### What you will do:
Repeat the data verbatim.

Start of Information shown

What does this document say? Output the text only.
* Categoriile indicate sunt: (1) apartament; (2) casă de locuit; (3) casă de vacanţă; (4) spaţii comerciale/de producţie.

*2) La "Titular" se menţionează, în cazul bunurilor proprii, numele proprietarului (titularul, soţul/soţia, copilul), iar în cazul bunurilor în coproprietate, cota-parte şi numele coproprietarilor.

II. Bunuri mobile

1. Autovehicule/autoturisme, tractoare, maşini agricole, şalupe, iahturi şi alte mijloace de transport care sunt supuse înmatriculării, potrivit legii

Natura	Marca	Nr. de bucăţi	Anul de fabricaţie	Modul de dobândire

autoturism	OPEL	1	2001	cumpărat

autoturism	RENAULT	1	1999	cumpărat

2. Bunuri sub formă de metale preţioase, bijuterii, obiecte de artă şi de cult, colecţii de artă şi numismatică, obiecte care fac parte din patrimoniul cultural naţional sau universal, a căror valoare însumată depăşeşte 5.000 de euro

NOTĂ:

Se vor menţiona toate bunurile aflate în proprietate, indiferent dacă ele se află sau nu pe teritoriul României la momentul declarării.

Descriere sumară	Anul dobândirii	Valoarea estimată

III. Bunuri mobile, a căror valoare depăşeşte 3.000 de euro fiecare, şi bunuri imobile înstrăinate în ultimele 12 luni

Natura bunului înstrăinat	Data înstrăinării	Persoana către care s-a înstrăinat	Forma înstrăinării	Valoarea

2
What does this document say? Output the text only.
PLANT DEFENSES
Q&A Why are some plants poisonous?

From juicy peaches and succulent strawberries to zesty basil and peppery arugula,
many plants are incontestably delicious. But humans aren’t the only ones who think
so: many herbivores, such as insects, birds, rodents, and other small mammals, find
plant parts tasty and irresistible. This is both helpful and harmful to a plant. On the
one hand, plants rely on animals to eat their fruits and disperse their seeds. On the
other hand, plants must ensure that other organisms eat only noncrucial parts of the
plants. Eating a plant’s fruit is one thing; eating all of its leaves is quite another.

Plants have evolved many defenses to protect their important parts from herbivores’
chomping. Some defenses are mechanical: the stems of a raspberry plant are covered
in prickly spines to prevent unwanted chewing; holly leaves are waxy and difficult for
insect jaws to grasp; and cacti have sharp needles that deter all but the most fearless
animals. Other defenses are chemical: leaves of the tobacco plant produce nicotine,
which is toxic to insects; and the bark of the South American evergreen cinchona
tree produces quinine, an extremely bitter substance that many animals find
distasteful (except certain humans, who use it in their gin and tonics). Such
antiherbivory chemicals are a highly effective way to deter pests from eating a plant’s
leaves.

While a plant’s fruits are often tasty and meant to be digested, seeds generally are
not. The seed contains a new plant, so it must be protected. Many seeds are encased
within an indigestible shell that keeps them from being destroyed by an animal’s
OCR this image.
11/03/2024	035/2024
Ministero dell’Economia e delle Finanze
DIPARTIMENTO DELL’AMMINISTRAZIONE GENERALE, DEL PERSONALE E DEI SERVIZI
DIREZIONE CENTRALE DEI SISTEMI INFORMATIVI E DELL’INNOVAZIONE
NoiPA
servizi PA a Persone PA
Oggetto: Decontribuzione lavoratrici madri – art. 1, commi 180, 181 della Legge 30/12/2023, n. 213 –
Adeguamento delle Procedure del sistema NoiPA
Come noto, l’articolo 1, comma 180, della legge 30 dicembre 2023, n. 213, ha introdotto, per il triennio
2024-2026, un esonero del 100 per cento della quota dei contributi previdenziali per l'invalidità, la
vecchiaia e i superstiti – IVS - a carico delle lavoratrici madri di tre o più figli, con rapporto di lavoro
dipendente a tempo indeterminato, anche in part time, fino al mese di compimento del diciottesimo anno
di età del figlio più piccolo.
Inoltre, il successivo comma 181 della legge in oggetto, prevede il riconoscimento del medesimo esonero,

End of Information shown

### Response:
What does this document say? Output the text only.
* Categoriile indicate sunt: (1) apartament; (2) casă de locuit; (3) casă de vacanţă; (4) spaţii comerciale/de producţie.

*2) La "Titular" se menţionează, în cazul bunurilor proprii, numele proprietarului (titularul, soţul/soţia, copilul), iar în cazul bunurilor în coproprietate, cota-parte şi numele coproprietarilor.

II. Bunuri mobile

1. Autovehicule/autoturisme, tractoare, maşini agricole, şalupe, iahturi şi alte mijloace de transport care sunt supuse înmatriculării, potrivit legii

Natura	Marca	Nr. de bucăţi	Anul de fabricaţie	Modul de dobândire

autoturism	OPEL	1	2001	cumpărat

autoturism	RENAULT	1	1999	cumpărat

2. Bunuri sub formă de metale preţioase, bijuterii, obiecte de artă şi de cult, colecţii de artă şi numismatică, obiecte care fac parte din patrimoniul cultural naţional sau universal, a căror valoare însumată depăşeşte 5.000 de euro

NOTĂ:

Se vor menţiona toate bunurile aflate în proprietate, indiferent dacă ele se află sau nu pe teritoriul României la momentul declarării.

Descriere sumară	Anul dobândirii	Valoarea estimată

III. Bunuri mobile, a căror valoare depăşeşte 3.000 de euro fiecare, şi bunuri imobile înstrăinate în ultimele 12 luni

Natura bunului înstrăinat	Data înstrăinării	Persoana către care s-a înstrăinat	Forma înstrăinării	Valoarea

2
What does this document say? Output the text only.
PLANT DEFENSES
Q&A Why are some plants poisonous?

From juicy peaches and succulent strawberries to zesty basil and peppery arugula,
many plants are incontestably delicious. But humans aren’t the only ones who think
so: many herbivores, such as insects, birds, rodents, and other small mammals, find
plant parts tasty and irresistible. This is both helpful and harmful to a plant. On the
one hand, plants rely on animals to eat their fruits and disperse their seeds. On the
other hand, plants must ensure that other organisms eat only noncrucial parts of the
plants. Eating a plant’s fruit is one thing; eating all of its leaves is quite another.

Plants have evolved many defenses to protect their important parts from herbivores’
chomping. Some defenses are mechanical: the stems of a raspberry plant are covered
in prickly spines to prevent unwanted chewing; holly leaves are waxy and difficult for
insect jaws to grasp; and cacti have sharp needles that deter all but the most fearless
animals. Other defenses are chemical: leaves of the tobacco plant produce nicotine,
which is toxic to insects; and the bark of the South American evergreen cinchona
tree produces quinine, an extremely bitter substance that many animals find
distasteful (except certain humans, who use it in their gin and tonics). Such
antiherbivory chemicals are a highly effective way to deter pests from eating a plant’s
leaves.

While a plant’s fruits are often tasty and meant to be digested, seeds generally are
not. The seed contains a new plant, so it must be protected. Many seeds are encased
within an indigestible shell that keeps them from being destroyed by an animal’s
OCR this image.
11/03/2024	035/2024
Ministero dell’Economia e delle Finanze
DIPARTIMENTO DELL’AMMINISTRAZIONE GENERALE, DEL PERSONALE E DEI SERVIZI
DIREZIONE CENTRALE DEI SISTEMI INFORMATIVI E DELL’INNOVAZIONE
NoiPA
servizi PA a Persone PA
Oggetto: Decontribuzione lavoratrici madri – art. 1, commi 180, 181 della Legge 30/12/2023, n. 213 –
Adeguamento delle Procedure del sistema NoiPA
Come noto, l’articolo 1, comma 180, della legge 30 dicembre 2023, n. 213, ha introdotto, per il triennio
2024-2026, un esonero del 100 per cento della quota dei contributi previdenziali per l'invalidità, la
vecchiaia e i superstiti – IVS - a carico delle lavoratrici madri di tre o più figli, con rapporto di lavoro
dipendente a tempo indeterminato, anche in part time, fino al mese di compimento del diciottesimo anno
di età del figlio più piccolo.
Inoltre, il successivo comma 181 della legge in oggetto, prevede il riconoscimento del medesimo esonero,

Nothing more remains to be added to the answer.